SHORT TASK ::
Where a line of the material contains the string "получателя", copy that line.

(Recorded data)
::::
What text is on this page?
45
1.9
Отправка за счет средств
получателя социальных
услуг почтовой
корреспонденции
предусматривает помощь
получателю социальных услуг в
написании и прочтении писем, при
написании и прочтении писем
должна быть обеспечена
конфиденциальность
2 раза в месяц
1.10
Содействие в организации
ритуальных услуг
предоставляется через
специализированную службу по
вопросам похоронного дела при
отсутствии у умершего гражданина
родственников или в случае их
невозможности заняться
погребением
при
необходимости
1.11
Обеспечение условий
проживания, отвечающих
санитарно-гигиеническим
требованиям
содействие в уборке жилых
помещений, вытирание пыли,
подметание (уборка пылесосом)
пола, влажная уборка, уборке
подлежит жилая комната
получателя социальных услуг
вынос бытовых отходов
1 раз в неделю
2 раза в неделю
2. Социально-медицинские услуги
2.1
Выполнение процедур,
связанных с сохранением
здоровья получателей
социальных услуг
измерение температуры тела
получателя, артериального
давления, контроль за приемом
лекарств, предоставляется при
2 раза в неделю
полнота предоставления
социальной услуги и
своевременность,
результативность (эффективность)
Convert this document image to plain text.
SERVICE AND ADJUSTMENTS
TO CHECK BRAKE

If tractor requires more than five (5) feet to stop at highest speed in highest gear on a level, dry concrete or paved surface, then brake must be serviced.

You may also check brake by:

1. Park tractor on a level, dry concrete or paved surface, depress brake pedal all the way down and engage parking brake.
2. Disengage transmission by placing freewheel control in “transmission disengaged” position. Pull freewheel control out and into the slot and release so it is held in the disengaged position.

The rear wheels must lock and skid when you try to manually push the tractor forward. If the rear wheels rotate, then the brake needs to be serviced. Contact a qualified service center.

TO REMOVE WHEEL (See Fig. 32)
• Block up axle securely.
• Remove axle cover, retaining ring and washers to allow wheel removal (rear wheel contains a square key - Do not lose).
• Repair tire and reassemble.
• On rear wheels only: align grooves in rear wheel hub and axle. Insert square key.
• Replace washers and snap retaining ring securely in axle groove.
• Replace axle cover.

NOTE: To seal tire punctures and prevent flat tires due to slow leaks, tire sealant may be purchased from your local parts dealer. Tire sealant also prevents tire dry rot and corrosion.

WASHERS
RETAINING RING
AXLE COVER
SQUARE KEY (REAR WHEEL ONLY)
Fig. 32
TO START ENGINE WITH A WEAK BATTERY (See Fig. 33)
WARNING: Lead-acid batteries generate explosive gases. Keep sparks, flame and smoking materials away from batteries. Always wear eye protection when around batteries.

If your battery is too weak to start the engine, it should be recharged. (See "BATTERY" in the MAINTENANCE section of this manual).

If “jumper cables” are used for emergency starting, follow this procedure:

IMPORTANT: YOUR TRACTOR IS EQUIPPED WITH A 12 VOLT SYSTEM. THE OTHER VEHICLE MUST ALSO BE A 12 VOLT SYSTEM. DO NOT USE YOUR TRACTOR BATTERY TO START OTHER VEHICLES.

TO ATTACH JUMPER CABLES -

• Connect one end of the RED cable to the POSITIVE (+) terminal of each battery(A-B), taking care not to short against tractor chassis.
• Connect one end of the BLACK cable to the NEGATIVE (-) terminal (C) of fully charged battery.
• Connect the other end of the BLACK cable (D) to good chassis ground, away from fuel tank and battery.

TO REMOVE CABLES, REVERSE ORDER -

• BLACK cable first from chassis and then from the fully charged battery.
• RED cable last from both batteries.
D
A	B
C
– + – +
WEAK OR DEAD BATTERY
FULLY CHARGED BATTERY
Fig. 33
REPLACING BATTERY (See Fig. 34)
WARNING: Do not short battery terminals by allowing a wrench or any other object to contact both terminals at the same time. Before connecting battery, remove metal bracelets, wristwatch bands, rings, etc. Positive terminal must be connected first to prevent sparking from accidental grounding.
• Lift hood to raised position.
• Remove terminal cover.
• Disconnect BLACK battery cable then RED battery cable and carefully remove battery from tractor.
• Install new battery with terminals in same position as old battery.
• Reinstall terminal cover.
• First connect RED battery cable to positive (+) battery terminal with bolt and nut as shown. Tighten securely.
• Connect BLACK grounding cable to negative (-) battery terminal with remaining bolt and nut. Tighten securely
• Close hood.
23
::::
SOLUTION TO THIS TASK ::
получателя социальных
получателя социальных услуг
получателя, артериального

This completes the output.